— start of DATASET EXTRACT —

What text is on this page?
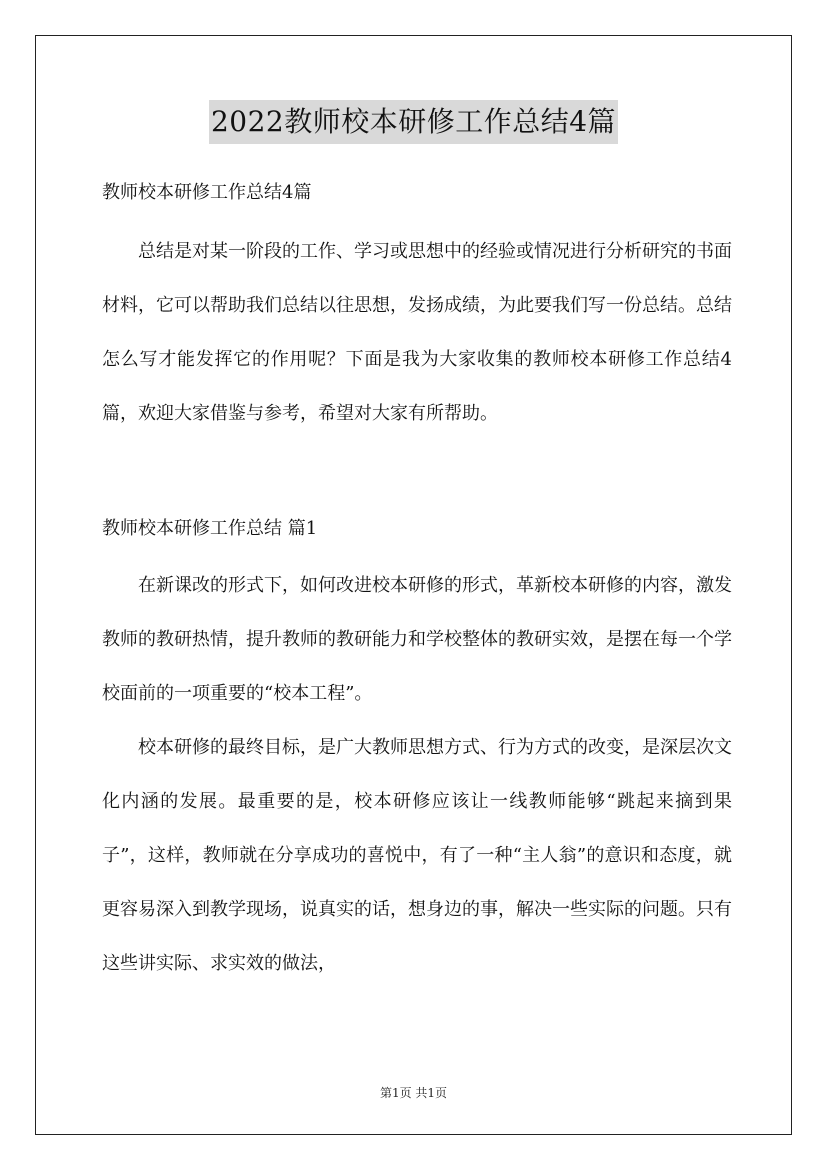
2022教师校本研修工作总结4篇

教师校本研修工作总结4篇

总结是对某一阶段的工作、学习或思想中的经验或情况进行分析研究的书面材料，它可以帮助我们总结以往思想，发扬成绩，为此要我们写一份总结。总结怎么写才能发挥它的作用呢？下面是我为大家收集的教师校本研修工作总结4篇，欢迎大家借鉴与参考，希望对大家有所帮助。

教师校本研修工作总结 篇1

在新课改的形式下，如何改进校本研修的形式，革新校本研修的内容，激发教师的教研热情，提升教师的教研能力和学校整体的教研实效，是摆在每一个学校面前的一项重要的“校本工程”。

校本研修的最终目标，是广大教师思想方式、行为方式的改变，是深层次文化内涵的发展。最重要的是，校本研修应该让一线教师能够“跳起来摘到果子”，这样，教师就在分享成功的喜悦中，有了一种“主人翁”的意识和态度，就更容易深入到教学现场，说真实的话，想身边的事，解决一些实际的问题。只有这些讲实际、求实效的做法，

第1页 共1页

— end of DATASET EXTRACT —

TASK DESCRIPTION: Omit the pictures and output all of the other material exactly.

SOLUTION FOR THIS PROBLEM:
What text is on this page?
2022教师校本研修工作总结4篇

教师校本研修工作总结4篇

总结是对某一阶段的工作、学习或思想中的经验或情况进行分析研究的书面材料，它可以帮助我们总结以往思想，发扬成绩，为此要我们写一份总结。总结怎么写才能发挥它的作用呢？下面是我为大家收集的教师校本研修工作总结4篇，欢迎大家借鉴与参考，希望对大家有所帮助。

教师校本研修工作总结 篇1

在新课改的形式下，如何改进校本研修的形式，革新校本研修的内容，激发教师的教研热情，提升教师的教研能力和学校整体的教研实效，是摆在每一个学校面前的一项重要的“校本工程”。

校本研修的最终目标，是广大教师思想方式、行为方式的改变，是深层次文化内涵的发展。最重要的是，校本研修应该让一线教师能够“跳起来摘到果子”，这样，教师就在分享成功的喜悦中，有了一种“主人翁”的意识和态度，就更容易深入到教学现场，说真实的话，想身边的事，解决一些实际的问题。只有这些讲实际、求实效的做法，

第1页 共1页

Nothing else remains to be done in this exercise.